» **WHAT THE TASK REQUIRES**: Which lines of the records contain "Binned"? Collect every one of them.

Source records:

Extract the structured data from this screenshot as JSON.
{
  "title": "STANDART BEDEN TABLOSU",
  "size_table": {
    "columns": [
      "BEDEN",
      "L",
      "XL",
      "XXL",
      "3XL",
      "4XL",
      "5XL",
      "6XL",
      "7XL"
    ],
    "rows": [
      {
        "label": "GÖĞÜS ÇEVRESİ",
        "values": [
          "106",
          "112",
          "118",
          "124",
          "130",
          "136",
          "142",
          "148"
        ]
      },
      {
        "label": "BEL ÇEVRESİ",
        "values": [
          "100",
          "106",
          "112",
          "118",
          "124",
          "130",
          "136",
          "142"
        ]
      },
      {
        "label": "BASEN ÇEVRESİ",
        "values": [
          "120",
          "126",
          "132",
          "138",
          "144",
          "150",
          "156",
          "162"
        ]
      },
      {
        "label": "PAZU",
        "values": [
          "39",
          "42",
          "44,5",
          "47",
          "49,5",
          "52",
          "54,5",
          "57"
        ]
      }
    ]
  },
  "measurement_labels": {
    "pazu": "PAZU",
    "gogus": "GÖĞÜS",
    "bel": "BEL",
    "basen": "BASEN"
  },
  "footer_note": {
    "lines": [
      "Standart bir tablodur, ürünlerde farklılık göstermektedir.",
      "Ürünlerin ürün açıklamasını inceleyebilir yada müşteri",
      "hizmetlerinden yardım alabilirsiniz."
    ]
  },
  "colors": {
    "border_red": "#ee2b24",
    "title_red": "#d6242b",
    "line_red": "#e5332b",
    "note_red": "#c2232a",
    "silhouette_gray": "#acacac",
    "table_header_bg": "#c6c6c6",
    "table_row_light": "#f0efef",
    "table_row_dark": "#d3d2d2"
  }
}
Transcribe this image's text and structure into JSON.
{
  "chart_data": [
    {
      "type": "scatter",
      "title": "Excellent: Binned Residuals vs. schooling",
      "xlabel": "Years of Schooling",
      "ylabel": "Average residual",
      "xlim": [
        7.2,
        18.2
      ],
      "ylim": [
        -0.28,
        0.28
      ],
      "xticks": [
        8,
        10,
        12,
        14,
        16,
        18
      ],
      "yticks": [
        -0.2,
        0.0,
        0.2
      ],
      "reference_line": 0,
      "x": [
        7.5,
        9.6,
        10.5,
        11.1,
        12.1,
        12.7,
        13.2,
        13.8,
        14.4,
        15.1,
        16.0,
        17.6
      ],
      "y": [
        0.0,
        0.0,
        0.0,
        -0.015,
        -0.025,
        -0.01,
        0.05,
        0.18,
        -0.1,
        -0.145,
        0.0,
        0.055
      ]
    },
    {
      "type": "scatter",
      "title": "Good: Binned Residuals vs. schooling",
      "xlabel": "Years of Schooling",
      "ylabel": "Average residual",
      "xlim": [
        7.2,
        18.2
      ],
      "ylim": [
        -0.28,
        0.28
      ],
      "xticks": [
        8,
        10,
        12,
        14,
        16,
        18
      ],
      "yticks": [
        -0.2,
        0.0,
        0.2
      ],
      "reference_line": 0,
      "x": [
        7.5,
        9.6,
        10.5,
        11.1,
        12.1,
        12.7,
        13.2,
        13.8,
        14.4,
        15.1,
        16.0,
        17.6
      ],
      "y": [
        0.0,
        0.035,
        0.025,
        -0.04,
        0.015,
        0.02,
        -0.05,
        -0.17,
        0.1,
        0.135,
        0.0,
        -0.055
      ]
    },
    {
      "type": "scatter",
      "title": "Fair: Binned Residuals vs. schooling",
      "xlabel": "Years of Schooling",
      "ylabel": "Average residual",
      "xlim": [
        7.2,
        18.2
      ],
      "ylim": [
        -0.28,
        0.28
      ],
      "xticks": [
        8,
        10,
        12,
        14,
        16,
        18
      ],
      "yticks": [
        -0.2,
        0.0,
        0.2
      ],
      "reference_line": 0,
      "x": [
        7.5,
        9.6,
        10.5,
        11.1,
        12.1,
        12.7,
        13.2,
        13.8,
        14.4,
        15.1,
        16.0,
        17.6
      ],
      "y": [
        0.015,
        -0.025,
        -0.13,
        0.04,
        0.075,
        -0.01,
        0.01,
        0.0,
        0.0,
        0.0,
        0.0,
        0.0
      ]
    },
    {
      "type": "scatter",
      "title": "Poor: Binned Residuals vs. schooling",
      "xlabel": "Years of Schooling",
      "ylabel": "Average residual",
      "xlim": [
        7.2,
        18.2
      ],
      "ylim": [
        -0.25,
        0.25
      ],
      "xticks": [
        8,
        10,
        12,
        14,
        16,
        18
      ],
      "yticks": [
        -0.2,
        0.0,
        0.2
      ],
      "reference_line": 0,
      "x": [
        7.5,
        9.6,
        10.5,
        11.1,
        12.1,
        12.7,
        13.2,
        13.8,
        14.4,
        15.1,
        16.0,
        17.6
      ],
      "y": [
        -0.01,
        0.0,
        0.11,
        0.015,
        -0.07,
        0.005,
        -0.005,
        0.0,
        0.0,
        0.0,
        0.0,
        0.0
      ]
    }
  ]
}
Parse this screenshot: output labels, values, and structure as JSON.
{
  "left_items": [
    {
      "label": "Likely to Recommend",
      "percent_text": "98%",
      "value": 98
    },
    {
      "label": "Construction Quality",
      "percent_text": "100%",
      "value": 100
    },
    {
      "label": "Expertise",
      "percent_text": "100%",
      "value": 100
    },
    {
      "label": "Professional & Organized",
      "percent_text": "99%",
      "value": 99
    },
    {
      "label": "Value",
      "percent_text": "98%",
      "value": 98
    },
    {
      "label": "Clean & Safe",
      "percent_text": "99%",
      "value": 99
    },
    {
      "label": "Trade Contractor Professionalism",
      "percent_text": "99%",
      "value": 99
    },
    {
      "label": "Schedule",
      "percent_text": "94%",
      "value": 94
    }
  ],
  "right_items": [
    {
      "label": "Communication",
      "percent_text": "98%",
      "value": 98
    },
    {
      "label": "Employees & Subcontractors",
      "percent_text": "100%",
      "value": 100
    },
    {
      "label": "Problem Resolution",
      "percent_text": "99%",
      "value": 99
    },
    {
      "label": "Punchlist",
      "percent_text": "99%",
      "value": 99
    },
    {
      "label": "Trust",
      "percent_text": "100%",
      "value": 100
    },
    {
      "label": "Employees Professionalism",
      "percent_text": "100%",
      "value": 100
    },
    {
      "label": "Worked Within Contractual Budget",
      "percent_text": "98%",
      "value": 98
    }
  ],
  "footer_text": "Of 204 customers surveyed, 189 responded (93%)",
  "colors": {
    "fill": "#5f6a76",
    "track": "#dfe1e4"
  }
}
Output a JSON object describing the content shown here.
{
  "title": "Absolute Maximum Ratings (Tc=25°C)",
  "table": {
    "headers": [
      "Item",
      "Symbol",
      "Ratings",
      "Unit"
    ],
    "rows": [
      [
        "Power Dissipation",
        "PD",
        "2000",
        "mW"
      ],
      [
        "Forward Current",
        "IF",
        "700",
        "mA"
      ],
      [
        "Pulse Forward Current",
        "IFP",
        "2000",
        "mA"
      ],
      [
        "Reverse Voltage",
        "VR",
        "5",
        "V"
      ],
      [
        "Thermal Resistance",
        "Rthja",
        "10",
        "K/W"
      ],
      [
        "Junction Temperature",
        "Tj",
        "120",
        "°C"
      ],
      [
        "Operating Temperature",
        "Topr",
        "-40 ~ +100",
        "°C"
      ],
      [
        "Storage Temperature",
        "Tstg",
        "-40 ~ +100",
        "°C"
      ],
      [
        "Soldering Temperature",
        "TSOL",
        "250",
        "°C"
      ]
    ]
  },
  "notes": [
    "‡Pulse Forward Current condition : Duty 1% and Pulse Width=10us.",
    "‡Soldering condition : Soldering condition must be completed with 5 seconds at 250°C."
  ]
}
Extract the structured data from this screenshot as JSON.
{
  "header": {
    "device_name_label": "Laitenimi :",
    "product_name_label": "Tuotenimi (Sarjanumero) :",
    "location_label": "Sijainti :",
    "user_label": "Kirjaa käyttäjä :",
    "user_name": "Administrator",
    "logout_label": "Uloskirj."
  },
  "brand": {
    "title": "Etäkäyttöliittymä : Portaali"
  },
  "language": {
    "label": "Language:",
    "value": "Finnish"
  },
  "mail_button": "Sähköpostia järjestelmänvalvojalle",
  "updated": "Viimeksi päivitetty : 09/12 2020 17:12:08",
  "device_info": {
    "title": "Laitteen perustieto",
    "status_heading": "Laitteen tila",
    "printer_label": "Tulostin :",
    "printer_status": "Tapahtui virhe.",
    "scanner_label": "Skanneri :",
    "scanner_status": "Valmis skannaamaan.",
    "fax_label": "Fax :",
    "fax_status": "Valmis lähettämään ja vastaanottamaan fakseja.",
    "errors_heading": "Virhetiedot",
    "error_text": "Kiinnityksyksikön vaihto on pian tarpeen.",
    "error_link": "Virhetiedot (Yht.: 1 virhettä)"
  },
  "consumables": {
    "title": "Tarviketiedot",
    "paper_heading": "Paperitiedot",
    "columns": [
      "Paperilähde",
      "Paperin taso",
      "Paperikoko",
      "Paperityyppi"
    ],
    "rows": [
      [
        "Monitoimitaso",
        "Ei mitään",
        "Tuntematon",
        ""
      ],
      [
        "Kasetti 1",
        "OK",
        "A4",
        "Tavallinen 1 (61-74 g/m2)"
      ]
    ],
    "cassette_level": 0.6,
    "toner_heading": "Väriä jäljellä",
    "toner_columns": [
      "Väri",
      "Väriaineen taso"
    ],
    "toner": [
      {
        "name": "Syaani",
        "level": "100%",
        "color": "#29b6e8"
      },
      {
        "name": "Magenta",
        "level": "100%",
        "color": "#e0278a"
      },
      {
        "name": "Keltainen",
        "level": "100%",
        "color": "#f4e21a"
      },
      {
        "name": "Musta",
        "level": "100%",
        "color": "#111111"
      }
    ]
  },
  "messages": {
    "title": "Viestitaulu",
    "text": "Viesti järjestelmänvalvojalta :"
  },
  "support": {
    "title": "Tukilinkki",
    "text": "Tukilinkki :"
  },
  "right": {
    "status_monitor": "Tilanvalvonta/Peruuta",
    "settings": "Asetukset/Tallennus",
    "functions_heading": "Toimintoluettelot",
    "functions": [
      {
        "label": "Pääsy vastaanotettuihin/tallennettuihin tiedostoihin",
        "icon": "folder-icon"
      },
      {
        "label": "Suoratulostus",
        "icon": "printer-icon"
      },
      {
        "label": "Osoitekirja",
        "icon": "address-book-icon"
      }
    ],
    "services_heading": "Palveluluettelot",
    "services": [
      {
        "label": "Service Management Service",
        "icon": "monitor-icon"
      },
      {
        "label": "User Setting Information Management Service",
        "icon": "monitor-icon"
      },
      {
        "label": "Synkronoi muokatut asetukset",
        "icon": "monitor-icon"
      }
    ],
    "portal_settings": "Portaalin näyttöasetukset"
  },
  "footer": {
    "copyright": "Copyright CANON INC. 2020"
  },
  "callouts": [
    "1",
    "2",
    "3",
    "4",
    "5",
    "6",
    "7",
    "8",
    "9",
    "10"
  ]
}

» **TASK RESULT**:
      "title": "Excellent: Binned Residuals vs. schooling",
      "title": "Good: Binned Residuals vs. schooling",
      "title": "Fair: Binned Residuals vs. schooling",
      "title": "Poor: Binned Residuals vs. schooling",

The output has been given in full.